- **EXERCISE BRIEF**
Copy out each line of the listing that has the word "this" in it.

§

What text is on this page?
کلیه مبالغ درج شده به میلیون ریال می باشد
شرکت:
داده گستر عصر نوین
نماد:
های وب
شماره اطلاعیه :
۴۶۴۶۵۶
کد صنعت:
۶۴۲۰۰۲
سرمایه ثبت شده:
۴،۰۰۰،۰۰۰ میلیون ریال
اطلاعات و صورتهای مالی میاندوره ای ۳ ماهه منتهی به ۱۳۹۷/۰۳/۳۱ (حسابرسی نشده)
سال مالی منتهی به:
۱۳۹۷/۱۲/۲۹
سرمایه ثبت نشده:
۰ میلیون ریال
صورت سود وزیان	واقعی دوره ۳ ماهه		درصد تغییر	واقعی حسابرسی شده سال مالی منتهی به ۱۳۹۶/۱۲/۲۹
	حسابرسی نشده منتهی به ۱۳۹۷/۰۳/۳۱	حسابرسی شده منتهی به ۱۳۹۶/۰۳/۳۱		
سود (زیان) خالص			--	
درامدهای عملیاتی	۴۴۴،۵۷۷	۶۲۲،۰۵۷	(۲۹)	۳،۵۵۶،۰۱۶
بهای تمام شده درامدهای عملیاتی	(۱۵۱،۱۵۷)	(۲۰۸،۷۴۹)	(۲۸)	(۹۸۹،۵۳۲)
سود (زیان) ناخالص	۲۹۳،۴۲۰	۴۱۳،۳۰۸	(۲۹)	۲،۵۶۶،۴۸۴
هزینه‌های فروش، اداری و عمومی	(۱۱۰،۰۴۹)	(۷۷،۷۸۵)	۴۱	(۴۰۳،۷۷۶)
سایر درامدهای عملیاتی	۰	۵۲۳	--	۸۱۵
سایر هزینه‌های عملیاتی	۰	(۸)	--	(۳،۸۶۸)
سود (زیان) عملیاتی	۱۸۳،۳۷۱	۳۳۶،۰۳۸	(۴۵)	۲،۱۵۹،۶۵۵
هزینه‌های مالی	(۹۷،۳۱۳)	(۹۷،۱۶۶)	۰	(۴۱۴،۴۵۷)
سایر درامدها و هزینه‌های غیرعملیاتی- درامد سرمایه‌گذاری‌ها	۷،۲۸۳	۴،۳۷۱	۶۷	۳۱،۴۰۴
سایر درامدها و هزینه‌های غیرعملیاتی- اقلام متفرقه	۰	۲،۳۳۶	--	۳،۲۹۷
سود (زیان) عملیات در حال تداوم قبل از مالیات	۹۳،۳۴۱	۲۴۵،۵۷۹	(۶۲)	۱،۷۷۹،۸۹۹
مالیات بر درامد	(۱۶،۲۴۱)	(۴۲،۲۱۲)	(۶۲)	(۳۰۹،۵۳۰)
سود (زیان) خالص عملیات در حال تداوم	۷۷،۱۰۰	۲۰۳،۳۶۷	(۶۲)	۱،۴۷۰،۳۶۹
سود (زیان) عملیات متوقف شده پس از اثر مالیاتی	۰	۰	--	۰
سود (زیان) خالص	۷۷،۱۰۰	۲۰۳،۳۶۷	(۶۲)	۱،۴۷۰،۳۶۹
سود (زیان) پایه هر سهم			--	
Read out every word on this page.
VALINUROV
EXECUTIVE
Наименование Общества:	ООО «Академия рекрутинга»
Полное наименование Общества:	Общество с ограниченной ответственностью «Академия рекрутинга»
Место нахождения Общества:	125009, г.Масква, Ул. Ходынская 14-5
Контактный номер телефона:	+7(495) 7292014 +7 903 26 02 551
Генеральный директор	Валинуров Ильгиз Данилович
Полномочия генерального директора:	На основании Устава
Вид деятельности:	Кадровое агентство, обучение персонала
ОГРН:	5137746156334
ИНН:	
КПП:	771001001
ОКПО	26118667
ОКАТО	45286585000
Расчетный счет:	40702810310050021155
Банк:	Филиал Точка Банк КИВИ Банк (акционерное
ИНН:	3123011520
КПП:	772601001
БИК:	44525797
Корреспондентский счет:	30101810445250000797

§

- **TASK SOLUTION**
What text is on this page?
Read out every word on this page.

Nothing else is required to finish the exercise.